◆ Aufgabe 1
Sammle jede Zeile der Einträge, in der die Zeichenfolge "header" vorkommt, und gib diese Zeilen unverändert wieder. Groß- und Kleinschreibung ist dabei zu beachten.

◆ Textauszug
# # #
Rz. 41
Das Ehegüterrecht gehört nicht zum sogenannten Kernbereich der familienrechtlichen Ausgleichsregelungen. Allerdings müssen sich vertragliche Regelungen im Rahmen der gesetzlichen Güterstände bewegen. Die Gestaltung eines vertraglichen "Phantasie"- oder "Mischgüterstandes" wird abgelehnt.
Die Vereinbarung der in § 1408 BGB ausdrücklich gesetzlich vorgesehen Gütertrennung ist im Regelfall unbedenklich, aber nicht zweckmäßig (vgl. unten Rdn 74). Der Ausschluss des Zugewinnausgleichs ist nach ständiger Rechtsprechung des Bundesgerichtshofs regelmäßig nicht sittenwidrig. Der Bundesgerichtshof erkennt insbesondere das Interesse des Unternehmers an der Erhaltung der wirtschaftlichen Substanz seiner Unternehmensbeteiligung sowie der Vermeidung einer Gefährdung dieser Substanz durch zugewinnausgleichsrechtliche Ausgleichszahlungen an, und zwar selbst dann, wenn der Unternehmer außerhalb des Unternehmens keine Versorgungsanwartschaften erworben hat, die zugunsten des anderen Teils ausgeglichen werden können. Entsprechendes gilt für die Modifikation der Ausgleichsregelungen im gesetzlichen Güterstand des Zugewinnausgleichs (vgl. unten Rdn 80 ff.).
# # #
Daten zur Platzierung der Elemente:
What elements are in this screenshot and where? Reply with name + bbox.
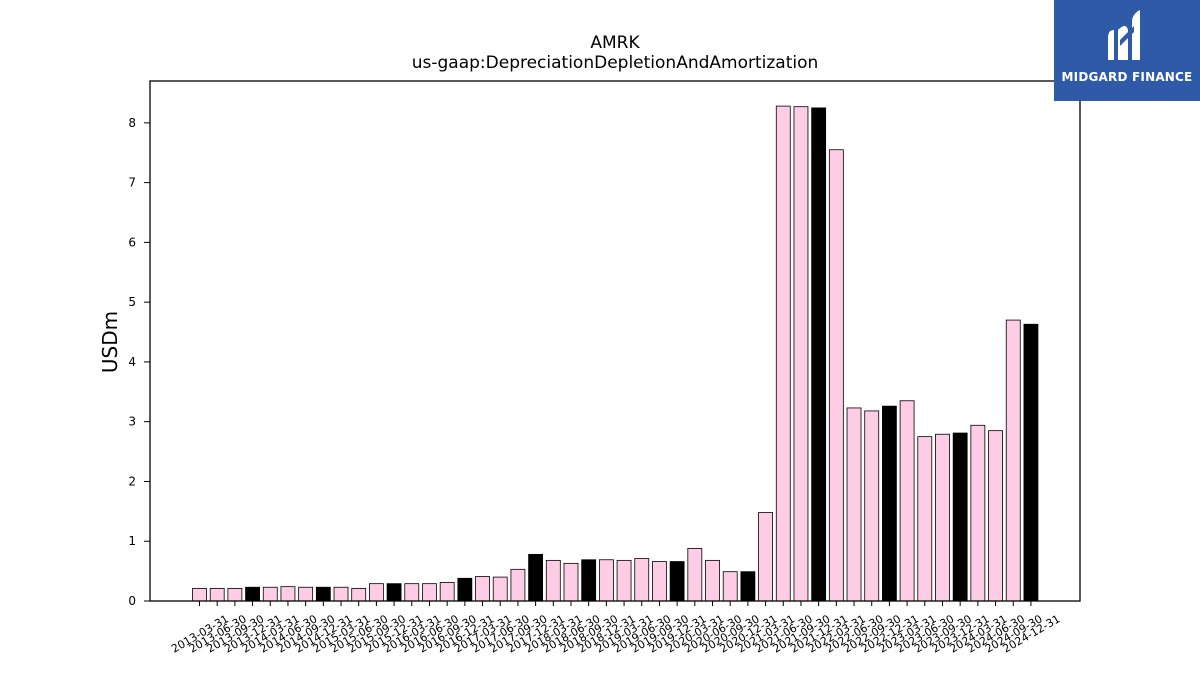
plot-frame	[149, 80, 1081, 602]
bar-2018-09-30	[581, 559, 597, 602]
bar-2024-06-30	[988, 430, 1003, 602]
bar-2022-09-30	[864, 410, 880, 602]
bar-2019-06-30	[634, 558, 650, 602]
bar-2015-06-30	[351, 588, 367, 602]
bar-2014-12-31	[315, 586, 331, 602]
bar-2013-03-31	[192, 588, 207, 602]
bar-2021-03-31	[758, 512, 773, 602]
bar-2024-09-30	[1005, 319, 1021, 602]
y-tick-label: 7	[128, 176, 136, 190]
bar-2014-09-30	[298, 586, 314, 602]
y-tick-label: 1	[128, 534, 136, 548]
bar-2021-06-30	[775, 105, 791, 602]
bar-2022-06-30	[846, 407, 862, 602]
bar-2020-03-31	[687, 548, 703, 602]
bar-2013-09-30	[227, 588, 243, 602]
bar-2019-09-30	[652, 561, 667, 602]
chart-subtitle: us-gaap:DepreciationDepletionAndAmortiza…	[412, 53, 819, 73]
bar-2015-03-31	[333, 586, 349, 602]
bar-2016-12-31	[457, 577, 473, 602]
bar-2018-12-31	[598, 559, 614, 602]
chart-title: AMRK	[590, 33, 640, 53]
bar-2015-12-31	[386, 583, 402, 602]
bar-2013-06-30	[209, 588, 225, 602]
x-axis-ticks: 2013-03-312013-06-302013-09-302013-12-31…	[169, 601, 1062, 656]
bar-2016-03-31	[404, 583, 420, 602]
bar-2018-06-30	[563, 562, 579, 602]
bar-2023-09-30	[935, 433, 950, 602]
bars-group	[192, 105, 1039, 602]
bar-2015-09-30	[368, 583, 384, 602]
bar-2023-12-31	[952, 432, 968, 602]
bar-2021-12-31	[811, 107, 827, 602]
bar-2020-06-30	[705, 559, 720, 602]
bar-2019-12-31	[669, 561, 685, 602]
bar-2020-09-30	[722, 571, 738, 602]
bar-2019-03-31	[616, 559, 632, 602]
bar-2021-09-30	[793, 106, 809, 602]
bar-2016-09-30	[439, 582, 455, 602]
y-tick-label: 0	[128, 594, 136, 608]
y-tick-label: 3	[128, 415, 136, 429]
bar-2020-12-31	[740, 571, 756, 602]
bar-2016-06-30	[422, 583, 437, 602]
midgard-logo-icon	[1108, 10, 1140, 60]
logo-brand-name: MIDGARD FINANCE	[1061, 70, 1193, 84]
y-tick-label: 5	[128, 295, 136, 309]
bar-2024-12-31	[1023, 323, 1039, 602]
midgard-finance-logo: MIDGARD FINANCE	[1054, 0, 1200, 101]
y-tick-label: 6	[128, 235, 136, 249]
bar-2024-03-31	[970, 424, 986, 602]
y-tick-label: 4	[128, 355, 136, 369]
bar-2017-06-30	[492, 576, 508, 602]
bar-2014-06-30	[280, 586, 296, 602]
bar-2017-03-31	[475, 576, 490, 602]
bar-2022-12-31	[882, 405, 897, 602]
bar-2017-12-31	[528, 553, 544, 602]
y-axis-ticks: 0 1 2 3 4 5 6 7 8	[128, 116, 150, 608]
bar-2017-09-30	[510, 568, 526, 602]
bar-2013-12-31	[245, 586, 260, 602]
bar-2014-03-31	[262, 586, 278, 602]
bar-2022-03-31	[828, 149, 844, 602]
y-tick-label: 8	[128, 116, 136, 130]
bar-2018-03-31	[545, 559, 561, 602]
y-tick-label: 2	[128, 474, 136, 488]
bar-2023-03-31	[899, 400, 915, 602]
bar-2023-06-30	[917, 436, 933, 602]
y-axis-label: USDm	[98, 311, 122, 373]
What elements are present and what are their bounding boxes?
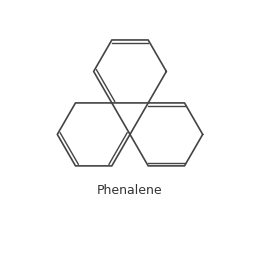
Text: Phenalene: Phenalene: [97, 184, 163, 197]
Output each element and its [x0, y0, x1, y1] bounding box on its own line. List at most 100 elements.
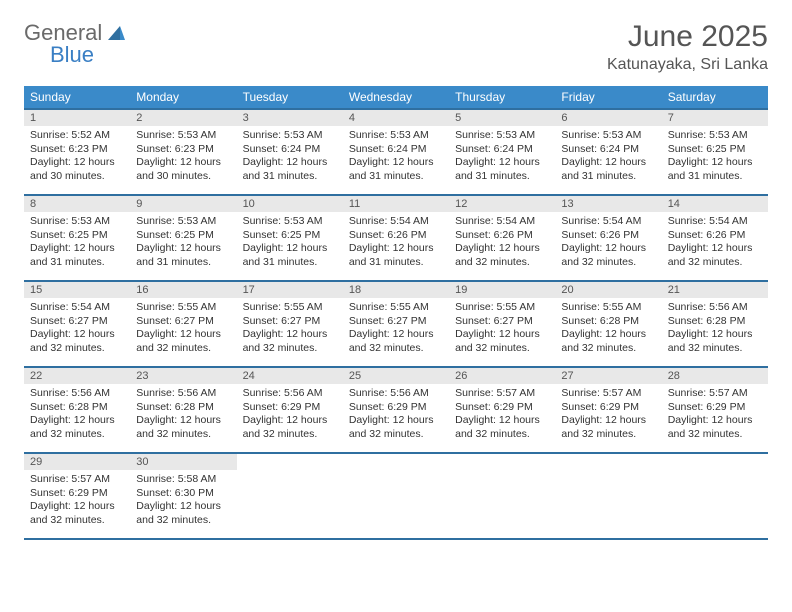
location: Katunayaka, Sri Lanka [607, 56, 768, 74]
day-number: 11 [343, 196, 449, 212]
day-number: 29 [24, 454, 130, 470]
day-number: 21 [662, 282, 768, 298]
weekday-header: Sunday [24, 86, 130, 109]
day-number: 14 [662, 196, 768, 212]
day-details: Sunrise: 5:53 AMSunset: 6:23 PMDaylight:… [130, 126, 236, 188]
day-details: Sunrise: 5:55 AMSunset: 6:27 PMDaylight:… [237, 298, 343, 360]
day-number: 12 [449, 196, 555, 212]
calendar-day-cell: 24Sunrise: 5:56 AMSunset: 6:29 PMDayligh… [237, 367, 343, 453]
day-details: Sunrise: 5:57 AMSunset: 6:29 PMDaylight:… [24, 470, 130, 532]
day-details: Sunrise: 5:55 AMSunset: 6:27 PMDaylight:… [130, 298, 236, 360]
calendar-day-cell: 25Sunrise: 5:56 AMSunset: 6:29 PMDayligh… [343, 367, 449, 453]
day-details: Sunrise: 5:54 AMSunset: 6:27 PMDaylight:… [24, 298, 130, 360]
header: General Blue June 2025 Katunayaka, Sri L… [24, 20, 768, 74]
day-details: Sunrise: 5:56 AMSunset: 6:29 PMDaylight:… [237, 384, 343, 446]
day-details: Sunrise: 5:56 AMSunset: 6:28 PMDaylight:… [662, 298, 768, 360]
calendar-day-cell: 18Sunrise: 5:55 AMSunset: 6:27 PMDayligh… [343, 281, 449, 367]
calendar-day-cell: 27Sunrise: 5:57 AMSunset: 6:29 PMDayligh… [555, 367, 661, 453]
calendar-day-cell [449, 453, 555, 539]
day-number: 19 [449, 282, 555, 298]
day-number: 28 [662, 368, 768, 384]
calendar-day-cell: 17Sunrise: 5:55 AMSunset: 6:27 PMDayligh… [237, 281, 343, 367]
calendar-day-cell: 28Sunrise: 5:57 AMSunset: 6:29 PMDayligh… [662, 367, 768, 453]
calendar-day-cell: 2Sunrise: 5:53 AMSunset: 6:23 PMDaylight… [130, 109, 236, 195]
day-details: Sunrise: 5:56 AMSunset: 6:28 PMDaylight:… [130, 384, 236, 446]
day-details: Sunrise: 5:53 AMSunset: 6:24 PMDaylight:… [449, 126, 555, 188]
calendar-day-cell: 20Sunrise: 5:55 AMSunset: 6:28 PMDayligh… [555, 281, 661, 367]
day-number: 6 [555, 110, 661, 126]
calendar-day-cell: 5Sunrise: 5:53 AMSunset: 6:24 PMDaylight… [449, 109, 555, 195]
weekday-header-row: Sunday Monday Tuesday Wednesday Thursday… [24, 86, 768, 109]
weekday-header: Monday [130, 86, 236, 109]
month-title: June 2025 [607, 20, 768, 54]
day-details: Sunrise: 5:54 AMSunset: 6:26 PMDaylight:… [449, 212, 555, 274]
day-details: Sunrise: 5:52 AMSunset: 6:23 PMDaylight:… [24, 126, 130, 188]
calendar-day-cell: 13Sunrise: 5:54 AMSunset: 6:26 PMDayligh… [555, 195, 661, 281]
calendar-day-cell [662, 453, 768, 539]
day-number: 4 [343, 110, 449, 126]
day-number: 1 [24, 110, 130, 126]
calendar-day-cell [237, 453, 343, 539]
calendar-day-cell: 8Sunrise: 5:53 AMSunset: 6:25 PMDaylight… [24, 195, 130, 281]
day-number: 15 [24, 282, 130, 298]
day-number: 2 [130, 110, 236, 126]
day-details: Sunrise: 5:57 AMSunset: 6:29 PMDaylight:… [449, 384, 555, 446]
calendar-week-row: 22Sunrise: 5:56 AMSunset: 6:28 PMDayligh… [24, 367, 768, 453]
calendar-day-cell: 6Sunrise: 5:53 AMSunset: 6:24 PMDaylight… [555, 109, 661, 195]
day-details: Sunrise: 5:54 AMSunset: 6:26 PMDaylight:… [662, 212, 768, 274]
day-details: Sunrise: 5:53 AMSunset: 6:25 PMDaylight:… [662, 126, 768, 188]
day-number: 18 [343, 282, 449, 298]
calendar-day-cell: 16Sunrise: 5:55 AMSunset: 6:27 PMDayligh… [130, 281, 236, 367]
calendar-day-cell: 21Sunrise: 5:56 AMSunset: 6:28 PMDayligh… [662, 281, 768, 367]
calendar-day-cell: 3Sunrise: 5:53 AMSunset: 6:24 PMDaylight… [237, 109, 343, 195]
day-details: Sunrise: 5:53 AMSunset: 6:25 PMDaylight:… [24, 212, 130, 274]
calendar-week-row: 15Sunrise: 5:54 AMSunset: 6:27 PMDayligh… [24, 281, 768, 367]
day-number: 8 [24, 196, 130, 212]
calendar-day-cell: 9Sunrise: 5:53 AMSunset: 6:25 PMDaylight… [130, 195, 236, 281]
logo-sail-icon [106, 24, 126, 42]
day-number: 25 [343, 368, 449, 384]
calendar-day-cell: 26Sunrise: 5:57 AMSunset: 6:29 PMDayligh… [449, 367, 555, 453]
calendar-day-cell: 30Sunrise: 5:58 AMSunset: 6:30 PMDayligh… [130, 453, 236, 539]
calendar-day-cell: 12Sunrise: 5:54 AMSunset: 6:26 PMDayligh… [449, 195, 555, 281]
calendar-day-cell: 7Sunrise: 5:53 AMSunset: 6:25 PMDaylight… [662, 109, 768, 195]
day-details: Sunrise: 5:53 AMSunset: 6:24 PMDaylight:… [237, 126, 343, 188]
day-number: 13 [555, 196, 661, 212]
calendar-day-cell: 23Sunrise: 5:56 AMSunset: 6:28 PMDayligh… [130, 367, 236, 453]
day-details: Sunrise: 5:56 AMSunset: 6:28 PMDaylight:… [24, 384, 130, 446]
day-number: 24 [237, 368, 343, 384]
day-number: 26 [449, 368, 555, 384]
day-details: Sunrise: 5:55 AMSunset: 6:27 PMDaylight:… [343, 298, 449, 360]
day-number: 10 [237, 196, 343, 212]
weekday-header: Friday [555, 86, 661, 109]
logo-text-2: Blue [50, 42, 94, 68]
day-number: 22 [24, 368, 130, 384]
day-details: Sunrise: 5:56 AMSunset: 6:29 PMDaylight:… [343, 384, 449, 446]
calendar-day-cell: 4Sunrise: 5:53 AMSunset: 6:24 PMDaylight… [343, 109, 449, 195]
day-details: Sunrise: 5:53 AMSunset: 6:25 PMDaylight:… [130, 212, 236, 274]
day-details: Sunrise: 5:53 AMSunset: 6:25 PMDaylight:… [237, 212, 343, 274]
weekday-header: Wednesday [343, 86, 449, 109]
calendar-day-cell: 22Sunrise: 5:56 AMSunset: 6:28 PMDayligh… [24, 367, 130, 453]
day-details: Sunrise: 5:54 AMSunset: 6:26 PMDaylight:… [343, 212, 449, 274]
day-details: Sunrise: 5:54 AMSunset: 6:26 PMDaylight:… [555, 212, 661, 274]
calendar-week-row: 1Sunrise: 5:52 AMSunset: 6:23 PMDaylight… [24, 109, 768, 195]
calendar-day-cell [555, 453, 661, 539]
calendar-day-cell: 29Sunrise: 5:57 AMSunset: 6:29 PMDayligh… [24, 453, 130, 539]
calendar-day-cell: 15Sunrise: 5:54 AMSunset: 6:27 PMDayligh… [24, 281, 130, 367]
day-details: Sunrise: 5:57 AMSunset: 6:29 PMDaylight:… [662, 384, 768, 446]
day-details: Sunrise: 5:53 AMSunset: 6:24 PMDaylight:… [343, 126, 449, 188]
logo: General Blue [24, 20, 126, 46]
day-details: Sunrise: 5:58 AMSunset: 6:30 PMDaylight:… [130, 470, 236, 532]
calendar-page: General Blue June 2025 Katunayaka, Sri L… [0, 0, 792, 560]
calendar-day-cell: 14Sunrise: 5:54 AMSunset: 6:26 PMDayligh… [662, 195, 768, 281]
day-number: 23 [130, 368, 236, 384]
title-block: June 2025 Katunayaka, Sri Lanka [607, 20, 768, 74]
calendar-day-cell: 1Sunrise: 5:52 AMSunset: 6:23 PMDaylight… [24, 109, 130, 195]
weekday-header: Thursday [449, 86, 555, 109]
weekday-header: Tuesday [237, 86, 343, 109]
calendar-table: Sunday Monday Tuesday Wednesday Thursday… [24, 86, 768, 540]
day-number: 7 [662, 110, 768, 126]
calendar-day-cell [343, 453, 449, 539]
weekday-header: Saturday [662, 86, 768, 109]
# # #
◆ Aufgabe 2
Schreib den Textauszug zwischen "Die Vereinbarung der" und "Rdn 80 ff.).", beide eingeschlossen, neu und setze dabei überall "Vermögenstrennung" anstelle von "Gütertrennung".

◆ Richtige Antwort 1
weekday-header: Sunday [24, 86, 130, 109]
header: General Blue June 2025 Katunayaka, Sri L… [24, 20, 768, 74]
weekday-header-row: Sunday Monday Tuesday Wednesday Thursday… [24, 86, 768, 109]
weekday-header: Monday [130, 86, 236, 109]
weekday-header: Friday [555, 86, 661, 109]
weekday-header: Wednesday [343, 86, 449, 109]
weekday-header: Thursday [449, 86, 555, 109]
weekday-header: Tuesday [237, 86, 343, 109]
weekday-header: Saturday [662, 86, 768, 109]

◆ Richtige Antwort 2
Die Vereinbarung der in § 1408 BGB ausdrücklich gesetzlich vorgesehen Vermögenstrennung ist im Regelfall unbedenklich, aber nicht zweckmäßig (vgl. unten Rdn 74). Der Ausschluss des Zugewinnausgleichs ist nach ständiger Rechtsprechung des Bundesgerichtshofs regelmäßig nicht sittenwidrig. Der Bundesgerichtshof erkennt insbesondere das Interesse des Unternehmers an der Erhaltung der wirtschaftlichen Substanz seiner Unternehmensbeteiligung sowie der Vermeidung einer Gefährdung dieser Substanz durch zugewinnausgleichsrechtliche Ausgleichszahlungen an, und zwar selbst dann, wenn der Unternehmer außerhalb des Unternehmens keine Versorgungsanwartschaften erworben hat, die zugunsten des anderen Teils ausgeglichen werden können. Entsprechendes gilt für die Modifikation der Ausgleichsregelungen im gesetzlichen Güterstand des Zugewinnausgleichs (vgl. unten Rdn 80 ff.).